- **EXTRACTED INFORMATION**:

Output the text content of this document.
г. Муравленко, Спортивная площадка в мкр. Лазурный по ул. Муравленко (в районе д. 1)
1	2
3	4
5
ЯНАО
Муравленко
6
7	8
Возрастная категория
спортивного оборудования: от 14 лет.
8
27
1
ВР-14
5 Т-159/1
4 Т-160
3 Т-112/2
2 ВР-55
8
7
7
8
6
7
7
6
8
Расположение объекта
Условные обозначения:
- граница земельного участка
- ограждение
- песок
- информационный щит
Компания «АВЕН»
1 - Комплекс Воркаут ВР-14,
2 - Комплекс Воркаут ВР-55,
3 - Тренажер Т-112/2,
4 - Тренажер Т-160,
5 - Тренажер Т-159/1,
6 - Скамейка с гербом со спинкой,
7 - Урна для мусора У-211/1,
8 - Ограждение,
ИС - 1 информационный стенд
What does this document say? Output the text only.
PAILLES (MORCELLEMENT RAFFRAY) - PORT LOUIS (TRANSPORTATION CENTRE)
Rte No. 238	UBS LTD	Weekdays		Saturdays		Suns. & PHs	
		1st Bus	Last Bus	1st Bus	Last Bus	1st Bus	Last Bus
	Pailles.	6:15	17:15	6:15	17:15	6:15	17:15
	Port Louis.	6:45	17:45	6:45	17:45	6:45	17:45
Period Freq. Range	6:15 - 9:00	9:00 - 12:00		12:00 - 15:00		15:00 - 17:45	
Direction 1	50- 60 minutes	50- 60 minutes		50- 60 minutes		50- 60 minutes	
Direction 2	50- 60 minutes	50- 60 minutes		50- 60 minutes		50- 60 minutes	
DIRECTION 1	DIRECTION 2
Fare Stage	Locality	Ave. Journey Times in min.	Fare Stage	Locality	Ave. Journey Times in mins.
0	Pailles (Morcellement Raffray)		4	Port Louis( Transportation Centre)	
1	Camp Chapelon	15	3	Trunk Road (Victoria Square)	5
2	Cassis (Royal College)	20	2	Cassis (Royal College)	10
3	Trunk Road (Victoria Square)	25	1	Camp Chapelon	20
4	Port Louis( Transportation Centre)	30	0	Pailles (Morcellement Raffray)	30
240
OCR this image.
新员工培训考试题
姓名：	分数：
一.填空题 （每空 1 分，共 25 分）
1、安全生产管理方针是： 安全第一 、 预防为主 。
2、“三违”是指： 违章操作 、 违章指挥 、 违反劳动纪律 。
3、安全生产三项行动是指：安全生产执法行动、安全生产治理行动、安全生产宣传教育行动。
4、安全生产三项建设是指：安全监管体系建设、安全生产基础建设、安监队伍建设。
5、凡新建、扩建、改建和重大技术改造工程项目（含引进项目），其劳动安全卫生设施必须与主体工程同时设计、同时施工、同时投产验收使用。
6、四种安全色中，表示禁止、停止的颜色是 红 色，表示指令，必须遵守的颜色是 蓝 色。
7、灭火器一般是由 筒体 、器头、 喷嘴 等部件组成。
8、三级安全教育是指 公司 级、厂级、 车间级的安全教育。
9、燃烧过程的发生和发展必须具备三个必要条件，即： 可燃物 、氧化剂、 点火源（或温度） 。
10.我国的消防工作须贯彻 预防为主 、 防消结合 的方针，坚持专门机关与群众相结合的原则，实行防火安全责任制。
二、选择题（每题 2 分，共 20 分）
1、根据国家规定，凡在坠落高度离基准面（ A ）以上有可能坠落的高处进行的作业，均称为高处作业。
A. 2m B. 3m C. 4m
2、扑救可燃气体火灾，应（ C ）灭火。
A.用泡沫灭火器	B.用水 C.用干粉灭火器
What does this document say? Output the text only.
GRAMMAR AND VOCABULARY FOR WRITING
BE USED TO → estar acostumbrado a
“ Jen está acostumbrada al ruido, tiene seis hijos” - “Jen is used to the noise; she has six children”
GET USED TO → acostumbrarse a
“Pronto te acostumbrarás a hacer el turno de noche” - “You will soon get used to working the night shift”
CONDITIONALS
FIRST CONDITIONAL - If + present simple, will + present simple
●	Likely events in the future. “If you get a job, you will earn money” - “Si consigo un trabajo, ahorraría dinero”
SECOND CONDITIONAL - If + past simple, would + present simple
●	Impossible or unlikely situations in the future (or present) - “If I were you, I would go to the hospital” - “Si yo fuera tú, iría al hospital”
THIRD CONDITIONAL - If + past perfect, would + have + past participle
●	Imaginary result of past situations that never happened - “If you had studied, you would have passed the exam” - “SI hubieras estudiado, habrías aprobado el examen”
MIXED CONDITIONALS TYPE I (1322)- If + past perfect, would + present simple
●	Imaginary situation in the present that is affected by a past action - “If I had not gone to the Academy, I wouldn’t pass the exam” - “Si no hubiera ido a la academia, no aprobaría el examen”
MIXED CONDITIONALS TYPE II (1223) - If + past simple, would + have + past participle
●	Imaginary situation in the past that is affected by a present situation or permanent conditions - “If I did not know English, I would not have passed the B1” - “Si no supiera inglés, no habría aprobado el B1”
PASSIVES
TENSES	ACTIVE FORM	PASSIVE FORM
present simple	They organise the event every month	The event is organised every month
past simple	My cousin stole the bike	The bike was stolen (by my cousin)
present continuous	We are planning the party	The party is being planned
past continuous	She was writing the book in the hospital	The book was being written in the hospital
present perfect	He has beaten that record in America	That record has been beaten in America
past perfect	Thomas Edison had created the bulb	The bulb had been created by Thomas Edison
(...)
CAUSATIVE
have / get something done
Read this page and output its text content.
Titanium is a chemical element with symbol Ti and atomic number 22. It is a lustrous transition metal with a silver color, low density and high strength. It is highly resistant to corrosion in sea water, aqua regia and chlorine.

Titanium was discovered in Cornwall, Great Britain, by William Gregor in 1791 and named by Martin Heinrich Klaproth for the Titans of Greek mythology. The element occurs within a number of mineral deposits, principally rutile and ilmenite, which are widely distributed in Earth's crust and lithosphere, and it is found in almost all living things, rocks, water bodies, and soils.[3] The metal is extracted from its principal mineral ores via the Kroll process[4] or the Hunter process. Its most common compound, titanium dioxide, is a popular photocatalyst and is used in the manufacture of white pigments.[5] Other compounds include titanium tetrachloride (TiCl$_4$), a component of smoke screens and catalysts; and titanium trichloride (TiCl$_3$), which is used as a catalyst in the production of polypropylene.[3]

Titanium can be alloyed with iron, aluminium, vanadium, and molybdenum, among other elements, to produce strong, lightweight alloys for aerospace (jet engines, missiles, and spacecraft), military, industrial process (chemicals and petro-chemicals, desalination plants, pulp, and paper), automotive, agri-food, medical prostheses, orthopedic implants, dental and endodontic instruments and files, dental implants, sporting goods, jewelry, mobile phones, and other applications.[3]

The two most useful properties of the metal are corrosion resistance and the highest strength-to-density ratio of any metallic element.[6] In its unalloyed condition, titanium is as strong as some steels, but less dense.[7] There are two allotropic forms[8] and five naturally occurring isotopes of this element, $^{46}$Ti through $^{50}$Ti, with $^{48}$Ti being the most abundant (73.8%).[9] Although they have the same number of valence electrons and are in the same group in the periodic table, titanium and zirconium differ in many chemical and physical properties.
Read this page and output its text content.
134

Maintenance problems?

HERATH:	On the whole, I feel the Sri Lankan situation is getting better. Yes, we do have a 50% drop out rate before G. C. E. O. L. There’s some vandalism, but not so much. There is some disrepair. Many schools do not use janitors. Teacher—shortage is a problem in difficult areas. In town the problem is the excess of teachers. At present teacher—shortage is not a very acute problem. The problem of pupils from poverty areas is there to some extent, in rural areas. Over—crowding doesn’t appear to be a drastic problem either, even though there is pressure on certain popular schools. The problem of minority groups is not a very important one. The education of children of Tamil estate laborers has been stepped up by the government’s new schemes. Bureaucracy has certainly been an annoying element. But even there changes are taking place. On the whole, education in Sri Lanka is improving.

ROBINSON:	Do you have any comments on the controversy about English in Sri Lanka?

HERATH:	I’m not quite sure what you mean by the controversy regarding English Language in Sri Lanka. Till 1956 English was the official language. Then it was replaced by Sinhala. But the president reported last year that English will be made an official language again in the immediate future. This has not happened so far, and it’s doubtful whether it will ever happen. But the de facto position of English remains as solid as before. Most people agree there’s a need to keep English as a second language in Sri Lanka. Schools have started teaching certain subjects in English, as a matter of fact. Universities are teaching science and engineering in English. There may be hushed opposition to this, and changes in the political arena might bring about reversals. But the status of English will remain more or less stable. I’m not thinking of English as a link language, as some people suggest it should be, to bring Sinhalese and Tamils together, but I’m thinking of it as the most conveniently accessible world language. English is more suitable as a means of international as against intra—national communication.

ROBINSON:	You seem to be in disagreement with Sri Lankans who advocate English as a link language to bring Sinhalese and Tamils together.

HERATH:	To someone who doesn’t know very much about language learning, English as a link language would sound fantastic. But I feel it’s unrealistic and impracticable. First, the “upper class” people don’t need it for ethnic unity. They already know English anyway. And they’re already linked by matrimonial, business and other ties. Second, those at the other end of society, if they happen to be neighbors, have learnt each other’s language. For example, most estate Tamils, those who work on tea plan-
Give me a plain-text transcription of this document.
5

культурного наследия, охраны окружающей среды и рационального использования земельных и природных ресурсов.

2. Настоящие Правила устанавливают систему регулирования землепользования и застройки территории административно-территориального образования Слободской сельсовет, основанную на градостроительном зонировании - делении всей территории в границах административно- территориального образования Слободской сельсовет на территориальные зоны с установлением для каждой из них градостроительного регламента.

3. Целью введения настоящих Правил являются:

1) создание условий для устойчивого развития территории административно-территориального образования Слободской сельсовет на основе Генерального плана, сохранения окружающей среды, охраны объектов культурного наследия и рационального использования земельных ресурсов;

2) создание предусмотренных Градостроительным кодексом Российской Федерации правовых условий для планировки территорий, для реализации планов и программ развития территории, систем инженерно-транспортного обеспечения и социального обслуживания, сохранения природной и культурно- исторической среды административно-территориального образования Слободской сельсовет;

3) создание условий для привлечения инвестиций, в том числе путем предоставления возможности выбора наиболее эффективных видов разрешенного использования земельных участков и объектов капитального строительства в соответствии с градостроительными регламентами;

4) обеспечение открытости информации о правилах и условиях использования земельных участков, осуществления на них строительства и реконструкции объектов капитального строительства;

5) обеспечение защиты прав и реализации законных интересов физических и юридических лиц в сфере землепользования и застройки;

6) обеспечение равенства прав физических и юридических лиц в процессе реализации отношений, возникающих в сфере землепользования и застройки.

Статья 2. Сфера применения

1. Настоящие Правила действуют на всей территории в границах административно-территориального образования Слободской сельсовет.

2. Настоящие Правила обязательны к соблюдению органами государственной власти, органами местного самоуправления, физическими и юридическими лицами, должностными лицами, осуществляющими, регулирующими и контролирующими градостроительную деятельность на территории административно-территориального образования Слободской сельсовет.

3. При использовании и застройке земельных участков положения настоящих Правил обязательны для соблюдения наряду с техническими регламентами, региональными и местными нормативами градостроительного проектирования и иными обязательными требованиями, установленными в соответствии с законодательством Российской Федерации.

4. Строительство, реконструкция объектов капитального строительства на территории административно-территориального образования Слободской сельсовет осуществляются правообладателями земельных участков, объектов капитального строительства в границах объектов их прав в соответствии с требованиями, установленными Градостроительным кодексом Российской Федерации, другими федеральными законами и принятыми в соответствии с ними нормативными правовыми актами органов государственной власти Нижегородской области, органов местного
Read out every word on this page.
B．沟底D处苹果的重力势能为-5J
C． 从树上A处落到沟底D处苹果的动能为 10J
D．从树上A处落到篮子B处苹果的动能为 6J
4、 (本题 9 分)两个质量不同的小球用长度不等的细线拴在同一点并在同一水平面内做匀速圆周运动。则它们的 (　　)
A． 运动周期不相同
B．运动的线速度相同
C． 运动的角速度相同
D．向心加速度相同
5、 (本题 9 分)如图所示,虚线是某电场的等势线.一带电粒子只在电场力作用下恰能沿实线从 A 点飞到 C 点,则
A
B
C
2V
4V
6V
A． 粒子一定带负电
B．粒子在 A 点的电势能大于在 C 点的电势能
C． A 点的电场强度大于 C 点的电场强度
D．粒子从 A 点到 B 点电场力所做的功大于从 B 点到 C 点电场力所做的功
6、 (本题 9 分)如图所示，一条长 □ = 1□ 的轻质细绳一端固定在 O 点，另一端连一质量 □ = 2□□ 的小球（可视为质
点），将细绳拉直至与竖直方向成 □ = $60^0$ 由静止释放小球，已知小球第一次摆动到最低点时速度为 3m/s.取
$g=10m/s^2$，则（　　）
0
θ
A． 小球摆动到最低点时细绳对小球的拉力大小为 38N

- **DIRECTIONS FOR THIS TASK**: Determine the number of lines in the records that include the string "examen", and respond with that number only.

- **TASK OUTPUT**: 2